BEGIN DATA PROVIDED

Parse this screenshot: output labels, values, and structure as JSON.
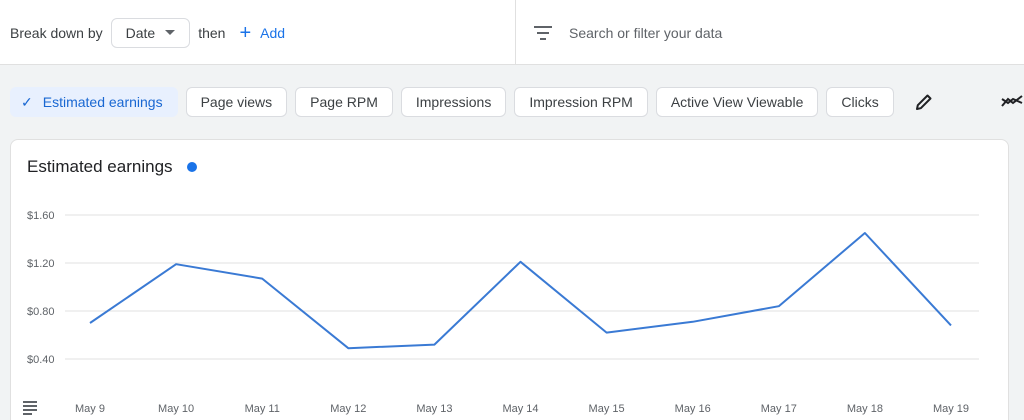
{
  "toolbar": {
    "breakdown_label": "Break down by",
    "date_label": "Date",
    "then_label": "then",
    "add_label": "Add"
  },
  "search": {
    "placeholder": "Search or filter your data"
  },
  "metrics": [
    {
      "label": "Estimated earnings",
      "active": true
    },
    {
      "label": "Page views",
      "active": false
    },
    {
      "label": "Page RPM",
      "active": false
    },
    {
      "label": "Impressions",
      "active": false
    },
    {
      "label": "Impression RPM",
      "active": false
    },
    {
      "label": "Active View Viewable",
      "active": false
    },
    {
      "label": "Clicks",
      "active": false
    }
  ],
  "icons": {
    "check": "check-icon",
    "plus": "plus-icon",
    "filter": "filter-icon",
    "edit": "pencil-icon",
    "trend": "trend-icon",
    "table": "table-icon"
  },
  "colors": {
    "accent": "#1a73e8",
    "active_chip_bg": "#e8f0fe",
    "series_line": "#3a7ad4"
  },
  "chart_data": {
    "type": "line",
    "title": "Estimated earnings",
    "categories": [
      "May 9",
      "May 10",
      "May 11",
      "May 12",
      "May 13",
      "May 14",
      "May 15",
      "May 16",
      "May 17",
      "May 18",
      "May 19"
    ],
    "series": [
      {
        "values": [
          0.7,
          1.19,
          1.07,
          0.49,
          0.52,
          1.21,
          0.62,
          0.71,
          0.84,
          1.45,
          0.68
        ]
      }
    ],
    "y_ticks": [
      "$0.40",
      "$0.80",
      "$1.20",
      "$1.60"
    ],
    "y_tick_values": [
      0.4,
      0.8,
      1.2,
      1.6
    ],
    "ylim": [
      0.4,
      1.6
    ],
    "grid": true,
    "legend": "title-dot"
  }
}
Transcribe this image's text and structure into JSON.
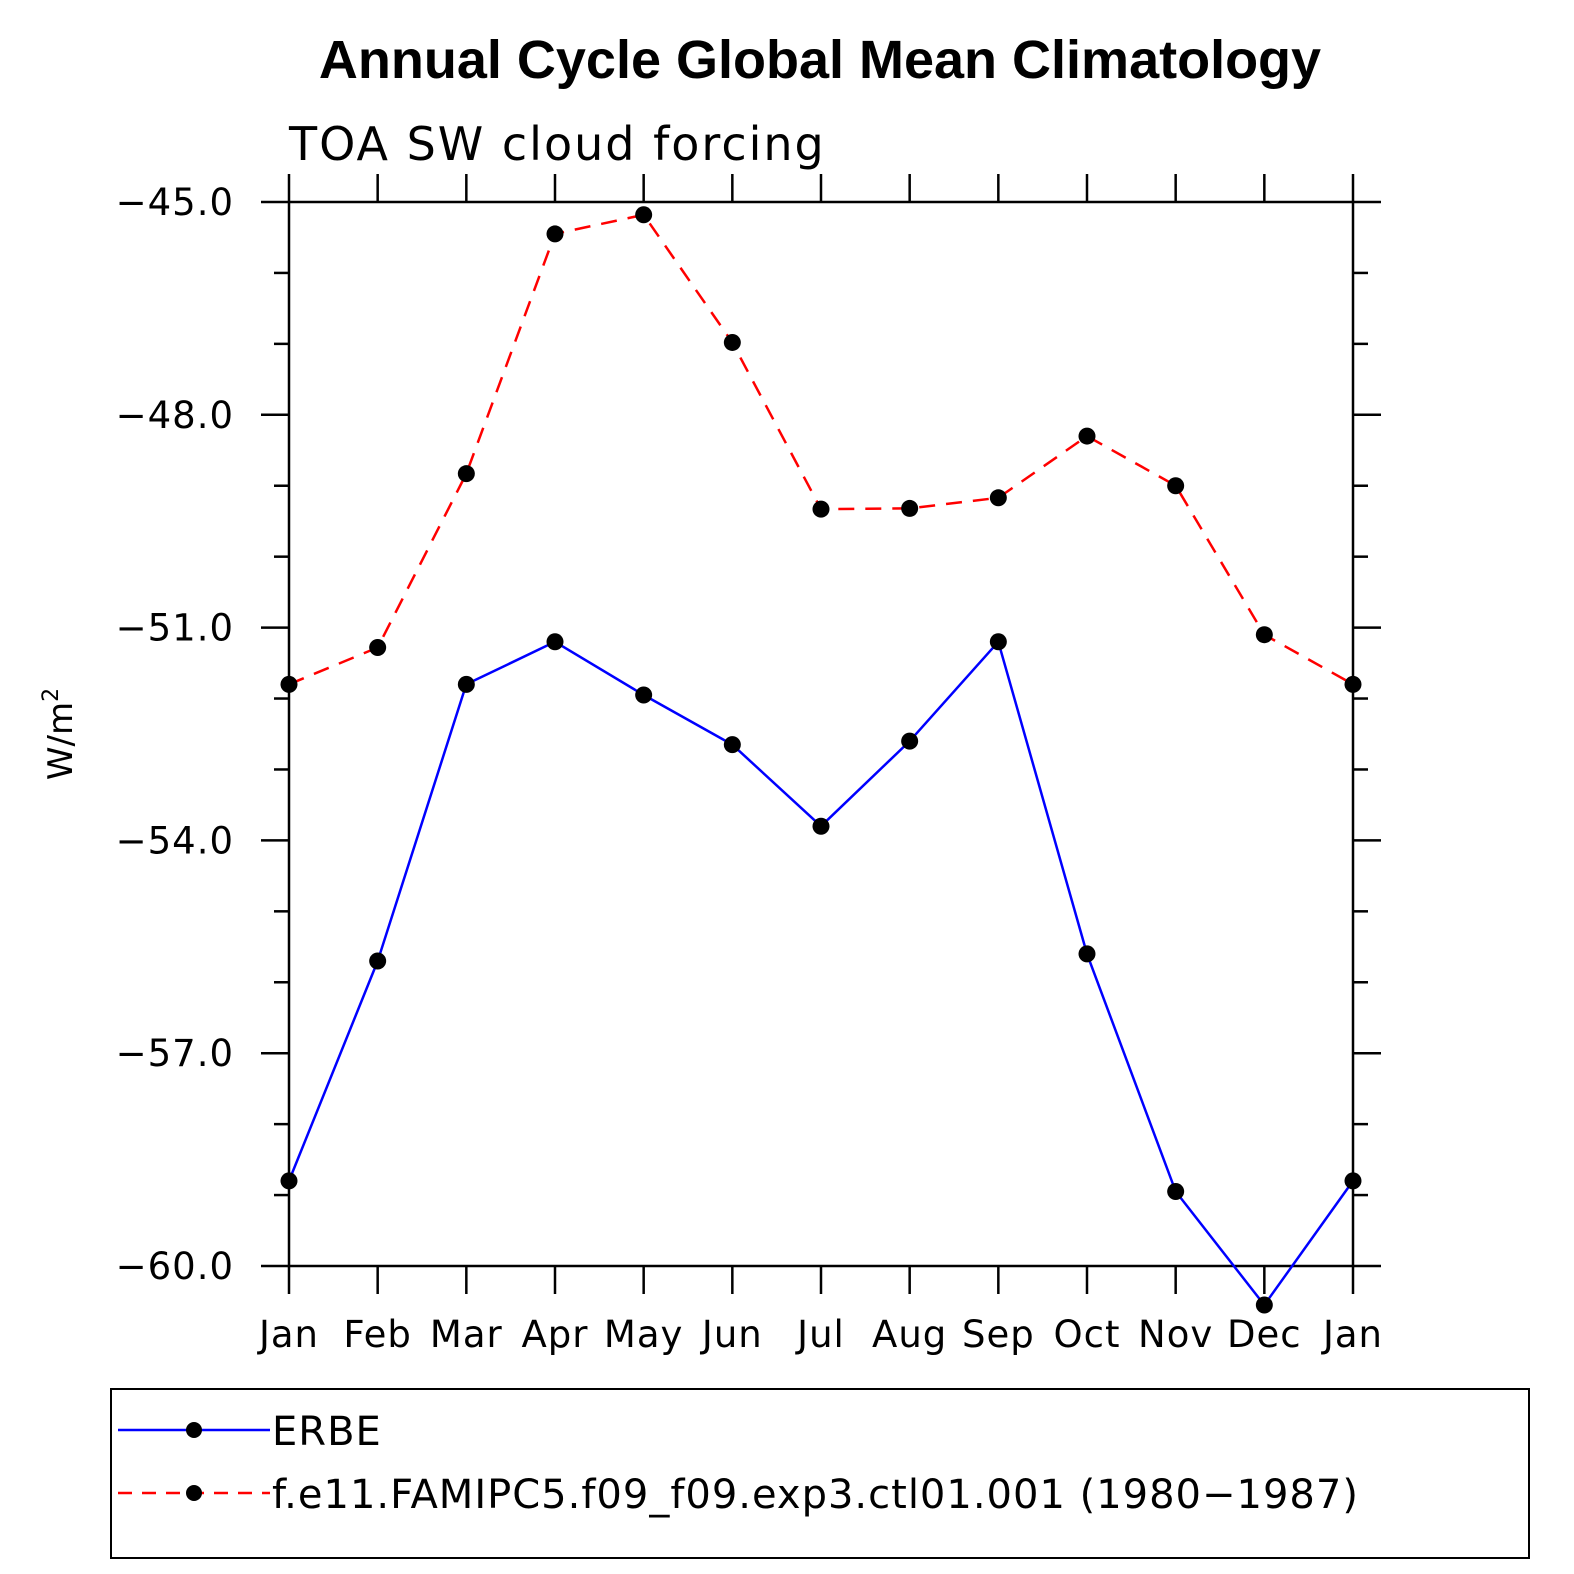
{
  "chart_data": {
    "type": "line",
    "title": "Annual Cycle Global Mean Climatology",
    "subtitle": "TOA SW cloud forcing",
    "ylabel": "W/m",
    "ylabel_superscript": "2",
    "ylim": [
      -60.0,
      -45.0
    ],
    "yticks": [
      -60.0,
      -57.0,
      -54.0,
      -51.0,
      -48.0,
      -45.0
    ],
    "ytick_labels": [
      "−60.0",
      "−57.0",
      "−54.0",
      "−51.0",
      "−48.0",
      "−45.0"
    ],
    "yminor_step": 1.0,
    "categories": [
      "Jan",
      "Feb",
      "Mar",
      "Apr",
      "May",
      "Jun",
      "Jul",
      "Aug",
      "Sep",
      "Oct",
      "Nov",
      "Dec",
      "Jan"
    ],
    "series": [
      {
        "name": "ERBE",
        "color": "#0000ff",
        "dash": "solid",
        "marker": "filled-circle",
        "values": [
          -58.8,
          -55.7,
          -51.8,
          -51.2,
          -51.95,
          -52.65,
          -53.8,
          -52.6,
          -51.2,
          -55.6,
          -58.95,
          -60.55,
          -58.8
        ]
      },
      {
        "name": "f.e11.FAMIPC5.f09_f09.exp3.ctl01.001 (1980−1987)",
        "color": "#ff0000",
        "dash": "dashed",
        "marker": "filled-circle",
        "values": [
          -51.8,
          -51.28,
          -48.83,
          -45.45,
          -45.18,
          -46.98,
          -49.33,
          -49.32,
          -49.17,
          -48.3,
          -49.0,
          -51.1,
          -51.8
        ]
      }
    ]
  }
}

END DATA PROVIDED

● THE REQUEST:
All of the data above should be quoted exactly, except for the pictures.

● FINISHED ANSWER:
Parse this screenshot: output labels, values, and structure as JSON.
{
  "toolbar": {
    "breakdown_label": "Break down by",
    "date_label": "Date",
    "then_label": "then",
    "add_label": "Add"
  },
  "search": {
    "placeholder": "Search or filter your data"
  },
  "metrics": [
    {
      "label": "Estimated earnings",
      "active": true
    },
    {
      "label": "Page views",
      "active": false
    },
    {
      "label": "Page RPM",
      "active": false
    },
    {
      "label": "Impressions",
      "active": false
    },
    {
      "label": "Impression RPM",
      "active": false
    },
    {
      "label": "Active View Viewable",
      "active": false
    },
    {
      "label": "Clicks",
      "active": false
    }
  ],
  "icons": {
    "check": "check-icon",
    "plus": "plus-icon",
    "filter": "filter-icon",
    "edit": "pencil-icon",
    "trend": "trend-icon",
    "table": "table-icon"
  },
  "colors": {
    "accent": "#1a73e8",
    "active_chip_bg": "#e8f0fe",
    "series_line": "#3a7ad4"
  },
  "chart_data": {
    "type": "line",
    "title": "Estimated earnings",
    "categories": [
      "May 9",
      "May 10",
      "May 11",
      "May 12",
      "May 13",
      "May 14",
      "May 15",
      "May 16",
      "May 17",
      "May 18",
      "May 19"
    ],
    "series": [
      {
        "values": [
          0.7,
          1.19,
          1.07,
          0.49,
          0.52,
          1.21,
          0.62,
          0.71,
          0.84,
          1.45,
          0.68
        ]
      }
    ],
    "y_ticks": [
      "$0.40",
      "$0.80",
      "$1.20",
      "$1.60"
    ],
    "y_tick_values": [
      0.4,
      0.8,
      1.2,
      1.6
    ],
    "ylim": [
      0.4,
      1.6
    ],
    "grid": true,
    "legend": "title-dot"
  }
}
Transcribe this image's text and structure into JSON.
{
  "chart_data": {
    "type": "line",
    "title": "Annual Cycle Global Mean Climatology",
    "subtitle": "TOA SW cloud forcing",
    "ylabel": "W/m",
    "ylabel_superscript": "2",
    "ylim": [
      -60.0,
      -45.0
    ],
    "yticks": [
      -60.0,
      -57.0,
      -54.0,
      -51.0,
      -48.0,
      -45.0
    ],
    "ytick_labels": [
      "−60.0",
      "−57.0",
      "−54.0",
      "−51.0",
      "−48.0",
      "−45.0"
    ],
    "yminor_step": 1.0,
    "categories": [
      "Jan",
      "Feb",
      "Mar",
      "Apr",
      "May",
      "Jun",
      "Jul",
      "Aug",
      "Sep",
      "Oct",
      "Nov",
      "Dec",
      "Jan"
    ],
    "series": [
      {
        "name": "ERBE",
        "color": "#0000ff",
        "dash": "solid",
        "marker": "filled-circle",
        "values": [
          -58.8,
          -55.7,
          -51.8,
          -51.2,
          -51.95,
          -52.65,
          -53.8,
          -52.6,
          -51.2,
          -55.6,
          -58.95,
          -60.55,
          -58.8
        ]
      },
      {
        "name": "f.e11.FAMIPC5.f09_f09.exp3.ctl01.001 (1980−1987)",
        "color": "#ff0000",
        "dash": "dashed",
        "marker": "filled-circle",
        "values": [
          -51.8,
          -51.28,
          -48.83,
          -45.45,
          -45.18,
          -46.98,
          -49.33,
          -49.32,
          -49.17,
          -48.3,
          -49.0,
          -51.1,
          -51.8
        ]
      }
    ]
  }
}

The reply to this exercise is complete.